* STATED GOAL: Would you return the complete listing below word for word?

* DATASET EXCERPTS:
---+---
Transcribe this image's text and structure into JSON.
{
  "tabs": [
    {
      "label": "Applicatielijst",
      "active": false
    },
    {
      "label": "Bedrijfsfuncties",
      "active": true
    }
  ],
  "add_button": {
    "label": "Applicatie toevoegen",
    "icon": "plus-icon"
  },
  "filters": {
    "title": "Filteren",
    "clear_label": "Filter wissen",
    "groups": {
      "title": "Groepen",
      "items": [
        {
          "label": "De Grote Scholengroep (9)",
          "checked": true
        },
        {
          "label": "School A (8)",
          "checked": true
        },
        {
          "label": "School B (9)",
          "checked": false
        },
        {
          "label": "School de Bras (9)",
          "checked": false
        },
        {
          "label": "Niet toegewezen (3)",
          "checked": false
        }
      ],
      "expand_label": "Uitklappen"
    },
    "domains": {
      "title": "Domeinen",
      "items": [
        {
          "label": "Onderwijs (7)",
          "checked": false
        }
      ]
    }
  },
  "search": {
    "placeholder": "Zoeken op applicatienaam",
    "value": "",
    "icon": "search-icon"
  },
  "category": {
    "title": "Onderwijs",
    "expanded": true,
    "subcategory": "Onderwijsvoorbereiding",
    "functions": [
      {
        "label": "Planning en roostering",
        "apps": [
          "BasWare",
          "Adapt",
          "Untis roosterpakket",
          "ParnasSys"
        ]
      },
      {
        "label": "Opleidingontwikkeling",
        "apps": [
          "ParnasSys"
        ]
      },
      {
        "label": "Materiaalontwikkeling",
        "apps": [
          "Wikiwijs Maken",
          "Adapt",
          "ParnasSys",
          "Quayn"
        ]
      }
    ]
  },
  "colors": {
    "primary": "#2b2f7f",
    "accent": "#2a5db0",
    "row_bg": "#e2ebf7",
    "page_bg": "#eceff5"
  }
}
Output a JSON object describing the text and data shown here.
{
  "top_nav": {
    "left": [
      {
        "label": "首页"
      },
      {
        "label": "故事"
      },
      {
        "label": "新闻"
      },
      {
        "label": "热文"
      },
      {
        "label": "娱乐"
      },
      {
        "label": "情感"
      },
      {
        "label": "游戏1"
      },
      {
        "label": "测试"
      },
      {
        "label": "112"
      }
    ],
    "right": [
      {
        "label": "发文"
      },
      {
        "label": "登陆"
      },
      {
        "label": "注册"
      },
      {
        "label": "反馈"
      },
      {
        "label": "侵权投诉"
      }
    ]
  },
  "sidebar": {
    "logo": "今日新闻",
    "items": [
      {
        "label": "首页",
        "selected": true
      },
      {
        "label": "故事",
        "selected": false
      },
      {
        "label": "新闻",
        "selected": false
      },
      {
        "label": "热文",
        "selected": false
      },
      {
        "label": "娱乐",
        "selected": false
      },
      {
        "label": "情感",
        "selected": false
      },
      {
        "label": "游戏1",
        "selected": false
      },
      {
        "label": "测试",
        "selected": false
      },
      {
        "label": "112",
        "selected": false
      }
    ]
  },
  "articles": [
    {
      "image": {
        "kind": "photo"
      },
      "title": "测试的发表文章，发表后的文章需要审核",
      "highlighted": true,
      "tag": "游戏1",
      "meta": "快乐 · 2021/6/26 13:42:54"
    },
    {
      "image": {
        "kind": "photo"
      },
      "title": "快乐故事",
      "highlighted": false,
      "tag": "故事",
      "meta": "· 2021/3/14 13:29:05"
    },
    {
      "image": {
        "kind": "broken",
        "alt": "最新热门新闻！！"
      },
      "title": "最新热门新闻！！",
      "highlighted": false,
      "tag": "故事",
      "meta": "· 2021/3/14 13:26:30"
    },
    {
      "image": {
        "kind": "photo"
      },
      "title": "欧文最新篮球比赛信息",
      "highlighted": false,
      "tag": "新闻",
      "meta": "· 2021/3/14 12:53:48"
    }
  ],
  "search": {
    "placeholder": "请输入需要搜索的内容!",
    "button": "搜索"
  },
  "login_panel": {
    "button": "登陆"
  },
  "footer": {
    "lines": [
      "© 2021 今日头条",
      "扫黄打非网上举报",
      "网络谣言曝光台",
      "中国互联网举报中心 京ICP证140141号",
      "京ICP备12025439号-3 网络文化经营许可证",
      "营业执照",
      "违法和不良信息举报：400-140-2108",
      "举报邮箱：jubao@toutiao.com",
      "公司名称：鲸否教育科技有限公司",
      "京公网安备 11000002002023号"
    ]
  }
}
---+---
* THE RESULT:
Transcribe this image's text and structure into JSON.
{
  "tabs": [
    {
      "label": "Applicatielijst",
      "active": false
    },
    {
      "label": "Bedrijfsfuncties",
      "active": true
    }
  ],
  "add_button": {
    "label": "Applicatie toevoegen",
    "icon": "plus-icon"
  },
  "filters": {
    "title": "Filteren",
    "clear_label": "Filter wissen",
    "groups": {
      "title": "Groepen",
      "items": [
        {
          "label": "De Grote Scholengroep (9)",
          "checked": true
        },
        {
          "label": "School A (8)",
          "checked": true
        },
        {
          "label": "School B (9)",
          "checked": false
        },
        {
          "label": "School de Bras (9)",
          "checked": false
        },
        {
          "label": "Niet toegewezen (3)",
          "checked": false
        }
      ],
      "expand_label": "Uitklappen"
    },
    "domains": {
      "title": "Domeinen",
      "items": [
        {
          "label": "Onderwijs (7)",
          "checked": false
        }
      ]
    }
  },
  "search": {
    "placeholder": "Zoeken op applicatienaam",
    "value": "",
    "icon": "search-icon"
  },
  "category": {
    "title": "Onderwijs",
    "expanded": true,
    "subcategory": "Onderwijsvoorbereiding",
    "functions": [
      {
        "label": "Planning en roostering",
        "apps": [
          "BasWare",
          "Adapt",
          "Untis roosterpakket",
          "ParnasSys"
        ]
      },
      {
        "label": "Opleidingontwikkeling",
        "apps": [
          "ParnasSys"
        ]
      },
      {
        "label": "Materiaalontwikkeling",
        "apps": [
          "Wikiwijs Maken",
          "Adapt",
          "ParnasSys",
          "Quayn"
        ]
      }
    ]
  },
  "colors": {
    "primary": "#2b2f7f",
    "accent": "#2a5db0",
    "row_bg": "#e2ebf7",
    "page_bg": "#eceff5"
  }
}
Output a JSON object describing the text and data shown here.
{
  "top_nav": {
    "left": [
      {
        "label": "首页"
      },
      {
        "label": "故事"
      },
      {
        "label": "新闻"
      },
      {
        "label": "热文"
      },
      {
        "label": "娱乐"
      },
      {
        "label": "情感"
      },
      {
        "label": "游戏1"
      },
      {
        "label": "测试"
      },
      {
        "label": "112"
      }
    ],
    "right": [
      {
        "label": "发文"
      },
      {
        "label": "登陆"
      },
      {
        "label": "注册"
      },
      {
        "label": "反馈"
      },
      {
        "label": "侵权投诉"
      }
    ]
  },
  "sidebar": {
    "logo": "今日新闻",
    "items": [
      {
        "label": "首页",
        "selected": true
      },
      {
        "label": "故事",
        "selected": false
      },
      {
        "label": "新闻",
        "selected": false
      },
      {
        "label": "热文",
        "selected": false
      },
      {
        "label": "娱乐",
        "selected": false
      },
      {
        "label": "情感",
        "selected": false
      },
      {
        "label": "游戏1",
        "selected": false
      },
      {
        "label": "测试",
        "selected": false
      },
      {
        "label": "112",
        "selected": false
      }
    ]
  },
  "articles": [
    {
      "image": {
        "kind": "photo"
      },
      "title": "测试的发表文章，发表后的文章需要审核",
      "highlighted": true,
      "tag": "游戏1",
      "meta": "快乐 · 2021/6/26 13:42:54"
    },
    {
      "image": {
        "kind": "photo"
      },
      "title": "快乐故事",
      "highlighted": false,
      "tag": "故事",
      "meta": "· 2021/3/14 13:29:05"
    },
    {
      "image": {
        "kind": "broken",
        "alt": "最新热门新闻！！"
      },
      "title": "最新热门新闻！！",
      "highlighted": false,
      "tag": "故事",
      "meta": "· 2021/3/14 13:26:30"
    },
    {
      "image": {
        "kind": "photo"
      },
      "title": "欧文最新篮球比赛信息",
      "highlighted": false,
      "tag": "新闻",
      "meta": "· 2021/3/14 12:53:48"
    }
  ],
  "search": {
    "placeholder": "请输入需要搜索的内容!",
    "button": "搜索"
  },
  "login_panel": {
    "button": "登陆"
  },
  "footer": {
    "lines": [
      "© 2021 今日头条",
      "扫黄打非网上举报",
      "网络谣言曝光台",
      "中国互联网举报中心 京ICP证140141号",
      "京ICP备12025439号-3 网络文化经营许可证",
      "营业执照",
      "违法和不良信息举报：400-140-2108",
      "举报邮箱：jubao@toutiao.com",
      "公司名称：鲸否教育科技有限公司",
      "京公网安备 11000002002023号"
    ]
  }
}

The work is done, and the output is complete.